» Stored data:
____________________

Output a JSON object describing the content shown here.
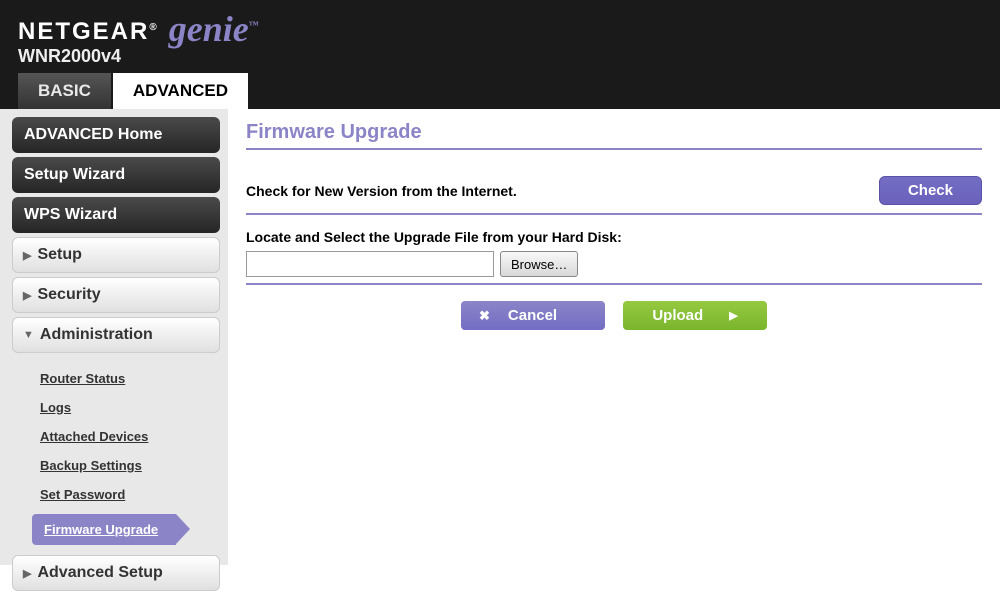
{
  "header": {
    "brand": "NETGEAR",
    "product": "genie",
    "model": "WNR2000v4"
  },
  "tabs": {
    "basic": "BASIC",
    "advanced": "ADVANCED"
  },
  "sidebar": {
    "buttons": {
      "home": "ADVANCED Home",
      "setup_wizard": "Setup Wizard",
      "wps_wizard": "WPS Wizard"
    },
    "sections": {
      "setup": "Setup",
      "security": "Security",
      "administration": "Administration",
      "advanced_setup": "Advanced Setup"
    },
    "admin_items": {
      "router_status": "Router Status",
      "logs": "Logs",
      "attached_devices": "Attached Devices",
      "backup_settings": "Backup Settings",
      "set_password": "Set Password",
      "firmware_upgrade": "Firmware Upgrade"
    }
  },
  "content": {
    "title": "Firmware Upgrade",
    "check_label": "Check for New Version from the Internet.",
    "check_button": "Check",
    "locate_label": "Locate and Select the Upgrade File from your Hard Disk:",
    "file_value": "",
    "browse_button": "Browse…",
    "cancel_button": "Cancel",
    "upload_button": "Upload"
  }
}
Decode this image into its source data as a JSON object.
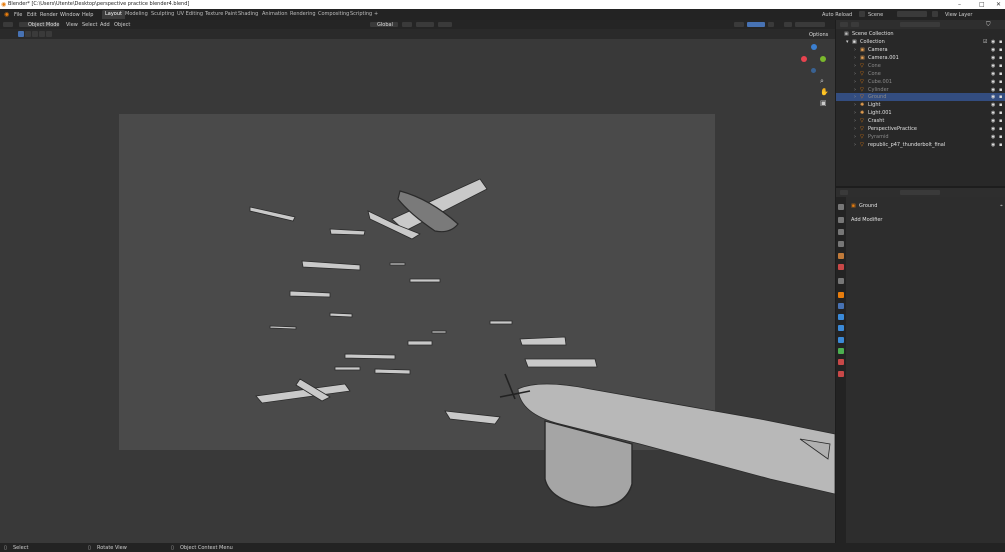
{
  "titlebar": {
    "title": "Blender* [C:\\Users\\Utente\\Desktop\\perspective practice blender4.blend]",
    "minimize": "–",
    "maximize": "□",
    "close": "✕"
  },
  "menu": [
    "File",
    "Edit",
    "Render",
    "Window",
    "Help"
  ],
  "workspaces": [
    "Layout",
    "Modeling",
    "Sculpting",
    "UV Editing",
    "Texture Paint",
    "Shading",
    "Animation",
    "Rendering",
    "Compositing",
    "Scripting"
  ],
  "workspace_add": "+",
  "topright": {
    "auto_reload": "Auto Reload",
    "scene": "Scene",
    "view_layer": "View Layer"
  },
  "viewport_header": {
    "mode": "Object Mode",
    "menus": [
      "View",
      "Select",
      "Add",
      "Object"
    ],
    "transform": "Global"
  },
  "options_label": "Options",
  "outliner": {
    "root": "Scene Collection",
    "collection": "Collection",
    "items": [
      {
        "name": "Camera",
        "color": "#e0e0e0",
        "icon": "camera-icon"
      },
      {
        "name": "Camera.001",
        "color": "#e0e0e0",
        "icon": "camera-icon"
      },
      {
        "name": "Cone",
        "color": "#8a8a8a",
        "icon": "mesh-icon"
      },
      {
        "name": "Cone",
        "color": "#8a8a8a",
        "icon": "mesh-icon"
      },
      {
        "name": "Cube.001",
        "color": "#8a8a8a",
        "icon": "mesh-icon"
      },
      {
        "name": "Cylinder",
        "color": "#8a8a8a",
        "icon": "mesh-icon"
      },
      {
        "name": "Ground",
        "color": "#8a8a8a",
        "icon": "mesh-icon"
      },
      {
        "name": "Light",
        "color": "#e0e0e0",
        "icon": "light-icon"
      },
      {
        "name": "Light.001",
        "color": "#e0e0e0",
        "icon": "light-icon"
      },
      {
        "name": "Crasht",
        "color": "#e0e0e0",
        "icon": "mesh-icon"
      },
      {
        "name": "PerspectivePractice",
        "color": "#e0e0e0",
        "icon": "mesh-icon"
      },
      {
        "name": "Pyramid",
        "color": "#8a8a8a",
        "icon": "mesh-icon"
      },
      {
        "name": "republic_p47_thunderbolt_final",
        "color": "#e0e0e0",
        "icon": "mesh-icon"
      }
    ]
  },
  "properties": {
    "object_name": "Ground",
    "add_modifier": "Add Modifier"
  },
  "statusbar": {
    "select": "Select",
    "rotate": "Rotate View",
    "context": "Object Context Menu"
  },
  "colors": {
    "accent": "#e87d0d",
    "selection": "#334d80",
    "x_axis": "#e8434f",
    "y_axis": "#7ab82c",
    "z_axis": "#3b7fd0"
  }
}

____________________

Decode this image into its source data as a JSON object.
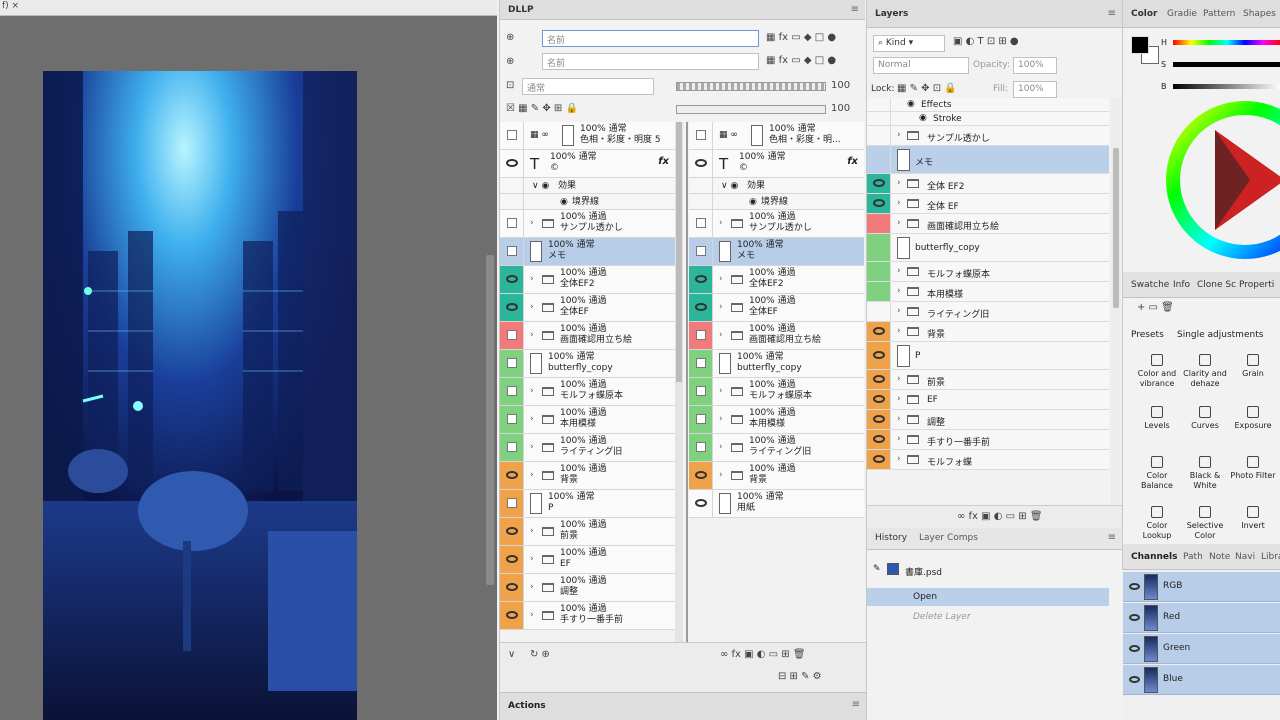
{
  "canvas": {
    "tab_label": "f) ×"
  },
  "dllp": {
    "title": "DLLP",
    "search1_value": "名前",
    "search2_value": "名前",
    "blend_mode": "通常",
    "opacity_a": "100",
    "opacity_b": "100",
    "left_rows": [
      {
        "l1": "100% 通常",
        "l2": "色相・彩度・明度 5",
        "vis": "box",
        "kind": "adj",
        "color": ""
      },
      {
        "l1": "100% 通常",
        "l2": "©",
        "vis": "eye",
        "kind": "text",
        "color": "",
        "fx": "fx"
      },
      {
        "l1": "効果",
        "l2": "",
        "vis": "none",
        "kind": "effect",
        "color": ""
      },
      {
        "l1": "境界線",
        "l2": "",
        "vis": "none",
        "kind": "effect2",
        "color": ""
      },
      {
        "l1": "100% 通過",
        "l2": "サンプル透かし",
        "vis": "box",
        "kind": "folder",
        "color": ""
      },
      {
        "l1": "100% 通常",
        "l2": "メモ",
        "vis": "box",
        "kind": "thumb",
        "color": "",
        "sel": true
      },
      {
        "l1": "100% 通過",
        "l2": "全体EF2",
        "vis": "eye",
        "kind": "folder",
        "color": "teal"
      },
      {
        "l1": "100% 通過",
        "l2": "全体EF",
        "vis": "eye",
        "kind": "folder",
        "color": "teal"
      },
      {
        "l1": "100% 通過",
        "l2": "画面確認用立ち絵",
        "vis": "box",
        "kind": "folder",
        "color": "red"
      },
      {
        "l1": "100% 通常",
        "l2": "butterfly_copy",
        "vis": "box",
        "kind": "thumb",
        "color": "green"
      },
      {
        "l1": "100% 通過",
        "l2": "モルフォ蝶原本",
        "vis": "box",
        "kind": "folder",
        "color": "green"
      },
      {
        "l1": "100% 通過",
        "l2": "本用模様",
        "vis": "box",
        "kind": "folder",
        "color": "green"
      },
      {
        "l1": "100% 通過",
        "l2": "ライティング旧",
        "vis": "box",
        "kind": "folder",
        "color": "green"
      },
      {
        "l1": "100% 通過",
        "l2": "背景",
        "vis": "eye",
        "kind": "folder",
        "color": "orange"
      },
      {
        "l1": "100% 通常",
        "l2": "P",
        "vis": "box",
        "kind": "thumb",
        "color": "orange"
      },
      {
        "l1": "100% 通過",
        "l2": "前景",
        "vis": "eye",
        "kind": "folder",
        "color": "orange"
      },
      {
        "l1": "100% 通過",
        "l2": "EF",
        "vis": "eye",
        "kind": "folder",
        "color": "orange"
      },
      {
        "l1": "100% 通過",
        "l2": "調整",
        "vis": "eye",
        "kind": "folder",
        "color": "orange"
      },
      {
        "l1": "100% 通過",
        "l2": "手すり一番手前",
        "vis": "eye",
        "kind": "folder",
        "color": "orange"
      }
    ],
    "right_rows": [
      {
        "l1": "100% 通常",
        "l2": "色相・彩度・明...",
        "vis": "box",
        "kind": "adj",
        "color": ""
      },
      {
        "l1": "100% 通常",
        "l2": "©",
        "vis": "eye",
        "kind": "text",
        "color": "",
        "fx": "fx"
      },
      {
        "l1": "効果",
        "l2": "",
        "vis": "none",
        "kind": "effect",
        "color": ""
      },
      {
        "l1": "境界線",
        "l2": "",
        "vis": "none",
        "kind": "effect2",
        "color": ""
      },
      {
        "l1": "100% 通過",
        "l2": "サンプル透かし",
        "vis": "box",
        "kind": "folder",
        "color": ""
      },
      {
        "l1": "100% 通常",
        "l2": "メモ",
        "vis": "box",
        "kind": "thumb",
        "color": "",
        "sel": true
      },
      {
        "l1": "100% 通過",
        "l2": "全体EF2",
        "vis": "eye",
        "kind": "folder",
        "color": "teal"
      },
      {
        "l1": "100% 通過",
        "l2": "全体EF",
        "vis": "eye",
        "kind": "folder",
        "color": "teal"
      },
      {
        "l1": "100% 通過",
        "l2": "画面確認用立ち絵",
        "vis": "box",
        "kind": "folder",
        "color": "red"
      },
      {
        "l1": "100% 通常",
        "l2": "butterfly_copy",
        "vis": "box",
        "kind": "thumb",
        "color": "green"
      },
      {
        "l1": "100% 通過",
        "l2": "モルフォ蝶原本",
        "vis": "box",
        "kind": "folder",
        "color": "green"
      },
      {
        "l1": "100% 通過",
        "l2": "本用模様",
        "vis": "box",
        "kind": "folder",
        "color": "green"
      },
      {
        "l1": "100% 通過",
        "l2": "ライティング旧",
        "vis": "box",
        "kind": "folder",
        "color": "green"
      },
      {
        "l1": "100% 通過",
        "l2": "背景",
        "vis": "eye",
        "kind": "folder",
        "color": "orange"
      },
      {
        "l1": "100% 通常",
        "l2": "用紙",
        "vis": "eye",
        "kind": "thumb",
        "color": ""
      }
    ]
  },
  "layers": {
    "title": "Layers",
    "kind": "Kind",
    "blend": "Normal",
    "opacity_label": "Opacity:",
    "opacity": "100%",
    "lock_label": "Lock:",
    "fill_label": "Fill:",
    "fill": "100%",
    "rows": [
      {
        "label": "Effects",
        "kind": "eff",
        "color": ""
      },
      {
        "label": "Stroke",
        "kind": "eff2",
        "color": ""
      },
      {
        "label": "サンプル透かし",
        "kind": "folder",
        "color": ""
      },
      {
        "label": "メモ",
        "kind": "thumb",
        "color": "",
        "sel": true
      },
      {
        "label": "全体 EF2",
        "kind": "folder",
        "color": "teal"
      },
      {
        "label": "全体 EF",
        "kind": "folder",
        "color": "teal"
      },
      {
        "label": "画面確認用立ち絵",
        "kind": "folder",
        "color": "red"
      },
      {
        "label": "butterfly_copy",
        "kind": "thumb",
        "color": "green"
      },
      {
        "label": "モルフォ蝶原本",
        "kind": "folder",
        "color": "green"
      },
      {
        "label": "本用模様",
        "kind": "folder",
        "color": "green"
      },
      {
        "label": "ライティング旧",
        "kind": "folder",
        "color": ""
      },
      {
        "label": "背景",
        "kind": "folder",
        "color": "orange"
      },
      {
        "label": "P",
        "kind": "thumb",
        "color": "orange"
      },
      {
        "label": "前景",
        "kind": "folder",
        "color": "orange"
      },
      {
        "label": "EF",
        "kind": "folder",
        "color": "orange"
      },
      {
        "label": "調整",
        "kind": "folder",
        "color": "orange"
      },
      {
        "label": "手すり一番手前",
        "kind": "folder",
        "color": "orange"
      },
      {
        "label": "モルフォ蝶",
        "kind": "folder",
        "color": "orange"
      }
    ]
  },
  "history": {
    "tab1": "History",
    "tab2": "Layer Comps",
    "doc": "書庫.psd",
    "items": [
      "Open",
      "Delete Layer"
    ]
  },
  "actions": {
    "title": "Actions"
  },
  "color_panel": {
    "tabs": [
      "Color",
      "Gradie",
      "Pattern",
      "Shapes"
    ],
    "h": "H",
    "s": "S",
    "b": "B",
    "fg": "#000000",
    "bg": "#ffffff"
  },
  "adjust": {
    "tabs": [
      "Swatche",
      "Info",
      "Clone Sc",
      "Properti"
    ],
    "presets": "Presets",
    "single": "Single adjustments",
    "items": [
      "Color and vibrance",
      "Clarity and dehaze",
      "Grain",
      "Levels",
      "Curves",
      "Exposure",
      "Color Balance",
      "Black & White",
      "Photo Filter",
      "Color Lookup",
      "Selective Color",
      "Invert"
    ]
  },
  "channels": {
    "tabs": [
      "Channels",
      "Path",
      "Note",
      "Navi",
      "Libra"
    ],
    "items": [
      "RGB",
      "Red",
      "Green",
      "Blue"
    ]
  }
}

____________________

» PROBLEM DETAILS: Your task is to report how many lines of the material include the string "Check". Give the number and no other words.

» ANSWER TO THIS TASK: 2